What you are asked to do:
Please count the lines below that contain the word "Ospedalieri", and reply with that number alone.

(Records contained in a dataset)
* START *

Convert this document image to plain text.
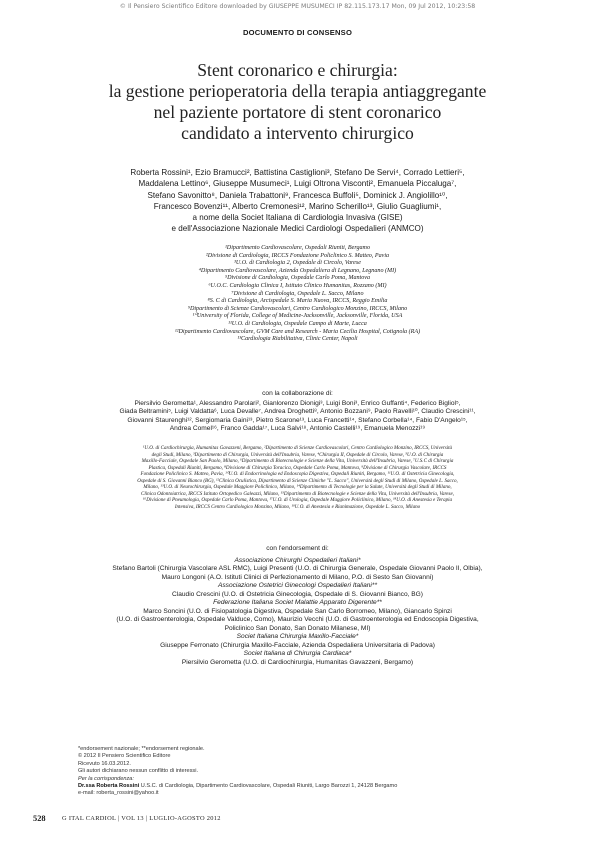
© Il Pensiero Scientifico Editore downloaded by GIUSEPPE MUSUMECI IP 82.115.173.17 Mon, 09 Jul 2012, 10:23:58
DOCUMENTO DI CONSENSO
Stent coronarico e chirurgia:
la gestione perioperatoria della terapia antiaggregante
nel paziente portatore di stent coronarico
candidato a intervento chirurgico
Roberta Rossini¹, Ezio Bramucci², Battistina Castiglioni³, Stefano De Servi⁴, Corrado Lettieri⁵,
Maddalena Lettino⁶, Giuseppe Musumeci¹, Luigi Oltrona Visconti², Emanuela Piccaluga⁷,
Stefano Savonitto⁸, Daniela Trabattoni⁹, Francesca Buffoli⁵, Dominick J. Angiolillo¹⁰,
Francesco Bovenzi¹¹, Alberto Cremonesi¹², Marino Scherillo¹³, Giulio Guagliumi¹,
a nome della Societ Italiana di Cardiologia Invasiva (GISE)
e dell'Associazione Nazionale Medici Cardiologi Ospedalieri (ANMCO)
¹Dipartimento Cardiovascolare, Ospedali Riuniti, Bergamo
²Divisione di Cardiologia, IRCCS Fondazione Policlinico S. Matteo, Pavia
³U.O. di Cardiologia 2, Ospedale di Circolo, Varese
⁴Dipartimento Cardiovascolare, Azienda Ospedaliera di Legnano, Legnano (MI)
⁵Divisione di Cardiologia, Ospedale Carlo Poma, Mantova
⁶U.O.C. Cardiologia Clinica I, Istituto Clinico Humanitas, Rozzano (MI)
⁷Divisione di Cardiologia, Ospedale L. Sacco, Milano
⁸S. C di Cardiologia, Arcispedale S. Maria Nuova, IRCCS, Reggio Emilia
⁹Dipartimento di Scienze Cardiovascolari, Centro Cardiologico Monzino, IRCCS, Milano
¹⁰University of Florida, College of Medicine-Jacksonville, Jacksonville, Florida, USA
¹¹U.O. di Cardiologia, Ospedale Campo di Marte, Lucca
¹²Dipartimento Cardiovascolare, GVM Care and Research - Maria Cecilia Hospital, Cotignola (RA)
¹³Cardiologia Riabilitativa, Clinic Center, Napoli
con la collaborazione di:
Piersilvio Gerometta¹, Alessandro Parolari², Gianlorenzo Dionigi³, Luigi Boni³, Enrico Guffanti⁴, Federico Bigliol⁵,
Giada Beltramini⁵, Luigi Valdatta⁶, Luca Devalle⁷, Andrea Droghetti⁸, Antonio Bozzani⁹, Paolo Ravelli¹⁰, Claudio Crescini¹¹,
Giovanni Staurenghi¹², Sergiomaria Gaini¹³, Pietro Scarone¹³, Luca Francetti¹⁴, Stefano Corbella¹⁴, Fabio D'Angelo¹⁵,
Andrea Comel¹⁶, Franco Gadda¹⁷, Luca Salvi¹⁸, Antonio Castelli¹⁹, Emanuela Menozzi¹⁹
¹U.O. di Cardiochirurgia, Humanitas Gavazzeni, Bergamo, ²Dipartimento di Scienze Cardiovascolari, Centro Cardiologico Monzino, IRCCS, Università
degli Studi, Milano, ³Dipartimento di Chirurgia, Università dell'Insubria, Varese, ⁴Chirurgia II, Ospedale di Circolo, Varese, ⁵U.O. di Chirurgia
Maxillo-Facciale, Ospedale San Paolo, Milano, ⁶Dipartimento di Biotecnologie e Scienze della Vita, Università dell'Insubria, Varese, ⁷U.S.C di Chirurgia
Plastica, Ospedali Riuniti, Bergamo, ⁸Divisione di Chirurgia Toracica, Ospedale Carlo Poma, Mantova, ⁹Divisione di Chirurgia Vascolare, IRCCS
Fondazione Policlinico S. Matteo, Pavia, ¹⁰U.O. di Endocrinologia ed Endoscopia Digestiva, Ospedali Riuniti, Bergamo, ¹¹U.O. di Ostetricia Ginecologia,
Ospedale di S. Giovanni Bianco (BG), ¹²Clinica Oculistica, Dipartimento di Scienze Cliniche "L. Sacco", Università degli Studi di Milano, Ospedale L. Sacco,
Milano, ¹³U.O. di Neurochirurgia, Ospedale Maggiore Policlinico, Milano, ¹⁴Dipartimento di Tecnologie per la Salute, Università degli Studi di Milano,
Clinica Odontoiatrica, IRCCS Istituto Ortopedico Galeazzi, Milano, ¹⁵Dipartimento di Biotecnologie e Scienze della Vita, Università dell'Insubria, Varese,
¹⁶Divisione di Pneumologia, Ospedale Carlo Poma, Mantova, ¹⁷U.O. di Urologia, Ospedale Maggiore Policlinico, Milano, ¹⁸U.O. di Anestesia e Terapia
Intensiva, IRCCS Centro Cardiologico Monzino, Milano, ¹⁹U.O. di Anestesia e Rianimazione, Ospedale L. Sacco, Milano
con l'endorsement di:
Associazione Chirurghi Ospedalieri Italiani*
Stefano Bartoli (Chirurgia Vascolare ASL RMC), Luigi Presenti (U.O. di Chirurgia Generale, Ospedale Giovanni Paolo II, Olbia),
Mauro Longoni (A.O. Istituti Clinici di Perfezionamento di Milano, P.O. di Sesto San Giovanni)
Associazione Ostetrici Ginecologi Ospedalieri Italiani**
Claudio Crescini (U.O. di Ostetricia Ginecologia, Ospedale di S. Giovanni Bianco, BG)
Federazione Italiana Societ Malattie Apparato Digerente**
Marco Soncini (U.O. di Fisiopatologia Digestiva, Ospedale San Carlo Borromeo, Milano), Giancarlo Spinzi
(U.O. di Gastroenterologia, Ospedale Valduce, Como), Maurizio Vecchi (U.O. di Gastroenterologia ed Endoscopia Digestiva,
Policlinico San Donato, San Donato Milanese, MI)
Societ Italiana Chirurgia Maxillo-Facciale*
Giuseppe Ferronato (Chirurgia Maxillo-Facciale, Azienda Ospedaliera Universitaria di Padova)
Societ Italiana di Chirurgia Cardiaca*
Piersilvio Gerometta (U.O. di Cardiochirurgia, Humanitas Gavazzeni, Bergamo)
*endorsement nazionale; **endorsement regionale.
© 2012 Il Pensiero Scientifico Editore
Ricevuto 16.03.2012.
Gli autori dichiarano nessun conflitto di interessi.
Per la corrispondenza:
Dr.ssa Roberta Rossini U.S.C. di Cardiologia, Dipartimento Cardiovascolare, Ospedali Riuniti, Largo Barozzi 1, 24128 Bergamo
e-mail: roberta_rossini@yahoo.it
528	G ITAL CARDIOL | VOL 13 | LUGLIO-AGOSTO 2012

* END *

Solution to this exercise:
3